§ SOAL LATIHAN 1
Sebutkan semua kecamatan di Kabupaten Banggai yang dinyatakan sebagai penghasil sumber daya alam dalam artikel tentang Dana Bagi Hasil.
§ SOAL LATIHAN 2
Kutip tanpa perubahan semua baris entri, mulai dari awal entri sampai dengan baris yang memuat "overlay-time: 02:47:18 bbox=[123, 778, 208, 797]", termasuk baris tersebut.

§ KUTIPAN DOKUMEN
Distribusi Anggaran DBH Patut Diperdakan

Upaya Menjawab 'Ketimpangan' di Wilayah Penghasil SDA

0

BANGGAI, OKENESIA.COM- Gelombang protes warga di Kecamatan Batui Selatan, Kabupaten Banggai menuntut perusahaan investasi di wilayah mereka memberi perhatian serius, terus berlanjut.

Kekecawaan warga, karena fasilitas infrastruktur dan komitmen lainnya tidak terwujud. Infrastruktur jalan misalnya, tidak diberi perhatian serius. Padahal, tiga kecamatan di wilayah Selatan, Kabupaten Banggai, yakni Kecamatan Batui, Batui Selatan serta Kecamatan Toili Barat menjadi penghasil sumber daya alam (SDA) khususnya migas yang berdampak terhadap peningkatan pendapatan daerah, yaitu Dana Bagi Hasil (DBH) migas yang menjadi penguat dalam struktur Anggaran Pendapatan dan Belanja Daerah (APBD) Kabupaten Banggai.

Tahun anggaran 2023 ini misalnya, Kabupaten Banggai menerima DBH migas sebesar Rp287 miliar, sementara DBH mineral bukan logam dan batuan (Minerba) mencapai Rp 99 miliar lebih.

Dari anggaran Rp287 miliar, sejatinya sudah dapat mengatasi kerusakan infrastruktur di tiga kecamatan yang menjadi daerah penghasil.

DBH yang sifatnya non mandatory, maka pemerintah daerah bisa ‘seenaknya’ mendistribusikan anggaran dan tidak memprioritaskan kecamatan penghasil sumber daya alam.

§ DATA YANG DIBERIKAN
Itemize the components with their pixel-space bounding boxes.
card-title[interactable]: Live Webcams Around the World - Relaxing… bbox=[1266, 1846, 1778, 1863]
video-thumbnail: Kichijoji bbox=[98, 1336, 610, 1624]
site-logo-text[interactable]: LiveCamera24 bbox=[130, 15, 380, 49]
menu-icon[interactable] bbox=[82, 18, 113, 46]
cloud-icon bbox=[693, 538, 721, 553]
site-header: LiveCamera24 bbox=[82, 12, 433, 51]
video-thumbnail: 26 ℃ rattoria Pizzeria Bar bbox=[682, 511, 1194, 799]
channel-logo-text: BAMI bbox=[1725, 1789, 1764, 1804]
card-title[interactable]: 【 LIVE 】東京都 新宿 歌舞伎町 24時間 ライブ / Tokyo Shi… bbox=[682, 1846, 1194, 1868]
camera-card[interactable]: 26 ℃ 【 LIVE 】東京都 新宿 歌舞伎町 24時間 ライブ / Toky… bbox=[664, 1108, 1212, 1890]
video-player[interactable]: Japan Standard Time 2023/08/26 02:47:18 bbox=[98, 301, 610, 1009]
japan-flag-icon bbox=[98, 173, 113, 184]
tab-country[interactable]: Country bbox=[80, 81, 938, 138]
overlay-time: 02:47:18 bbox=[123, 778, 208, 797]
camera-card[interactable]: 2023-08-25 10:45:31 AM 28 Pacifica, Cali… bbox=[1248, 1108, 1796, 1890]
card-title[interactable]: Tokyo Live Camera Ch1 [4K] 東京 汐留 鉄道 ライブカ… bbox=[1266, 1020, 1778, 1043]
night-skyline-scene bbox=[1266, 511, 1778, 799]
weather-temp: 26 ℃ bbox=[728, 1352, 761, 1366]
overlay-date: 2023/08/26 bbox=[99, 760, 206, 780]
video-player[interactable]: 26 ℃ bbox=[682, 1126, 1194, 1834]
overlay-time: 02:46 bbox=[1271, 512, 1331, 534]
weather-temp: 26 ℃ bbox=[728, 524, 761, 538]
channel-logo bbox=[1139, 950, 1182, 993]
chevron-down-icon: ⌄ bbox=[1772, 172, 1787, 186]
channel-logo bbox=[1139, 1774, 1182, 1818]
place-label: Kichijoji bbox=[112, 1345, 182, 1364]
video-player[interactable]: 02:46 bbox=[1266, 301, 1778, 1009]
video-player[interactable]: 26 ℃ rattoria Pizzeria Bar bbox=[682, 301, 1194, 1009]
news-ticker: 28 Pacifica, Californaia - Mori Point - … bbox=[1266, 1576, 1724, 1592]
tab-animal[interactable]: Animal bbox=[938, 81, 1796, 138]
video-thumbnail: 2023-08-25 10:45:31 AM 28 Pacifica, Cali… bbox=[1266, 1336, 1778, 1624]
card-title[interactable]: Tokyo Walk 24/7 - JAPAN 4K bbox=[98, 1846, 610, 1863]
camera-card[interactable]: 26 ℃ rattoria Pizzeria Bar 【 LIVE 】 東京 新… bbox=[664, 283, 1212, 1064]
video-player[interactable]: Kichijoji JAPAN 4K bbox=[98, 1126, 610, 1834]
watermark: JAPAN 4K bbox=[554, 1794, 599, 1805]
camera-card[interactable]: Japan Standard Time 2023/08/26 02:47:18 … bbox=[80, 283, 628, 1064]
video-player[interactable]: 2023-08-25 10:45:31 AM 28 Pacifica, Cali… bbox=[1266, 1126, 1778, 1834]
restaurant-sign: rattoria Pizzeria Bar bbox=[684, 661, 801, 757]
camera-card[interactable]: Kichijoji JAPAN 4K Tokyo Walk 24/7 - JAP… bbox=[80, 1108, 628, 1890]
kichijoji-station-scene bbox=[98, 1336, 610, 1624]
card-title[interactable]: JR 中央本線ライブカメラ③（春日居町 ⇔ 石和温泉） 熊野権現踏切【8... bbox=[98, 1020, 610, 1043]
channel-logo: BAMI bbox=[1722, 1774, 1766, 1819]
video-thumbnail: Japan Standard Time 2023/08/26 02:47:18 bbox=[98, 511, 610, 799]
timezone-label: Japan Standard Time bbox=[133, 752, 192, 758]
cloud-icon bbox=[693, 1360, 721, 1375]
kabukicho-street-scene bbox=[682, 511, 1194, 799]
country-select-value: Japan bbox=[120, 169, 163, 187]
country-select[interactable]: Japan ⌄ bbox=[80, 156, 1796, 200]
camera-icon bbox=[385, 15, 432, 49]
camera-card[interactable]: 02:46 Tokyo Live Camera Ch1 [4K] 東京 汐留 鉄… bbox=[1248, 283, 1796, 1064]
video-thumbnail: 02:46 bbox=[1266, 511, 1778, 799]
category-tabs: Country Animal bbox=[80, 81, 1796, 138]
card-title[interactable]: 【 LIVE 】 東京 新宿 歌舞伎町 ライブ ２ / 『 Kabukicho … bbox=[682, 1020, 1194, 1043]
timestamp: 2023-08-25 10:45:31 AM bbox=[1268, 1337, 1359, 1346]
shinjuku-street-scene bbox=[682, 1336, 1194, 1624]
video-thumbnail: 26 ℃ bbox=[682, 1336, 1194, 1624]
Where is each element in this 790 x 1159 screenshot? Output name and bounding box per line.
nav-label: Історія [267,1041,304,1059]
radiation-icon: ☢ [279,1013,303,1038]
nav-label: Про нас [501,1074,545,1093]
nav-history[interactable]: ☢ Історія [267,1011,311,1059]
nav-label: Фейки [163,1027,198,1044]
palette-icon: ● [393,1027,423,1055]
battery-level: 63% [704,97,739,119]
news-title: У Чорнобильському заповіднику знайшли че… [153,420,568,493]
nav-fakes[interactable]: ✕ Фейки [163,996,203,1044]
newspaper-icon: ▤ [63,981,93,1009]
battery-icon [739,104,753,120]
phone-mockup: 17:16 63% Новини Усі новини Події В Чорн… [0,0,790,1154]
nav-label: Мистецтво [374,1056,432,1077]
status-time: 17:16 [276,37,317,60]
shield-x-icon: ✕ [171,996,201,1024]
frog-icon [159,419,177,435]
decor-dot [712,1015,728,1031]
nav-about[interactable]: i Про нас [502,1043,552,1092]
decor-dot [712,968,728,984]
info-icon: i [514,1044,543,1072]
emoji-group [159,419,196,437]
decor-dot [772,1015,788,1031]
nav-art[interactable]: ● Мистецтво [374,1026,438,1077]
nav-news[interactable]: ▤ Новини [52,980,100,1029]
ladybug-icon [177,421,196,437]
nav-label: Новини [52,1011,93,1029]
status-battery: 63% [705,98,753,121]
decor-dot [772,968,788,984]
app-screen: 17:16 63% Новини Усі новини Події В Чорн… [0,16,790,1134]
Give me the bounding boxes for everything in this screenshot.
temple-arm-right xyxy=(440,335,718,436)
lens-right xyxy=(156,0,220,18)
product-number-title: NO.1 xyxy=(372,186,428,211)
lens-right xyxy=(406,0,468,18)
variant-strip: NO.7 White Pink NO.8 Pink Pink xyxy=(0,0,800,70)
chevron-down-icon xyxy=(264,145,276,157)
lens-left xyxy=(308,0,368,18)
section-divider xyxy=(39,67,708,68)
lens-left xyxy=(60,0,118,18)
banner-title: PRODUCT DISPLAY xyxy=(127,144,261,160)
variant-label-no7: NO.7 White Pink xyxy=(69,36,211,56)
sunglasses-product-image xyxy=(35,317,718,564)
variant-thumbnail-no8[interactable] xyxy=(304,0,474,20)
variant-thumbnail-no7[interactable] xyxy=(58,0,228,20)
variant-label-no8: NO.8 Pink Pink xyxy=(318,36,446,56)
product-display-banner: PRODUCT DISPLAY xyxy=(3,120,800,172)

§ PEMBAHASAN SOAL 1
Kecamatan Batui, Kecamatan Batui Selatan, dan Kecamatan Toili Barat.

§ PEMBAHASAN SOAL 2
Itemize the components with their pixel-space bounding boxes.
card-title[interactable]: Live Webcams Around the World - Relaxing… bbox=[1266, 1846, 1778, 1863]
video-thumbnail: Kichijoji bbox=[98, 1336, 610, 1624]
site-logo-text[interactable]: LiveCamera24 bbox=[130, 15, 380, 49]
menu-icon[interactable] bbox=[82, 18, 113, 46]
cloud-icon bbox=[693, 538, 721, 553]
site-header: LiveCamera24 bbox=[82, 12, 433, 51]
video-thumbnail: 26 ℃ rattoria Pizzeria Bar bbox=[682, 511, 1194, 799]
channel-logo-text: BAMI bbox=[1725, 1789, 1764, 1804]
card-title[interactable]: 【 LIVE 】東京都 新宿 歌舞伎町 24時間 ライブ / Tokyo Shi… bbox=[682, 1846, 1194, 1868]
camera-card[interactable]: 26 ℃ 【 LIVE 】東京都 新宿 歌舞伎町 24時間 ライブ / Toky… bbox=[664, 1108, 1212, 1890]
video-player[interactable]: Japan Standard Time 2023/08/26 02:47:18 bbox=[98, 301, 610, 1009]
japan-flag-icon bbox=[98, 173, 113, 184]
tab-country[interactable]: Country bbox=[80, 81, 938, 138]
overlay-time: 02:47:18 bbox=[123, 778, 208, 797]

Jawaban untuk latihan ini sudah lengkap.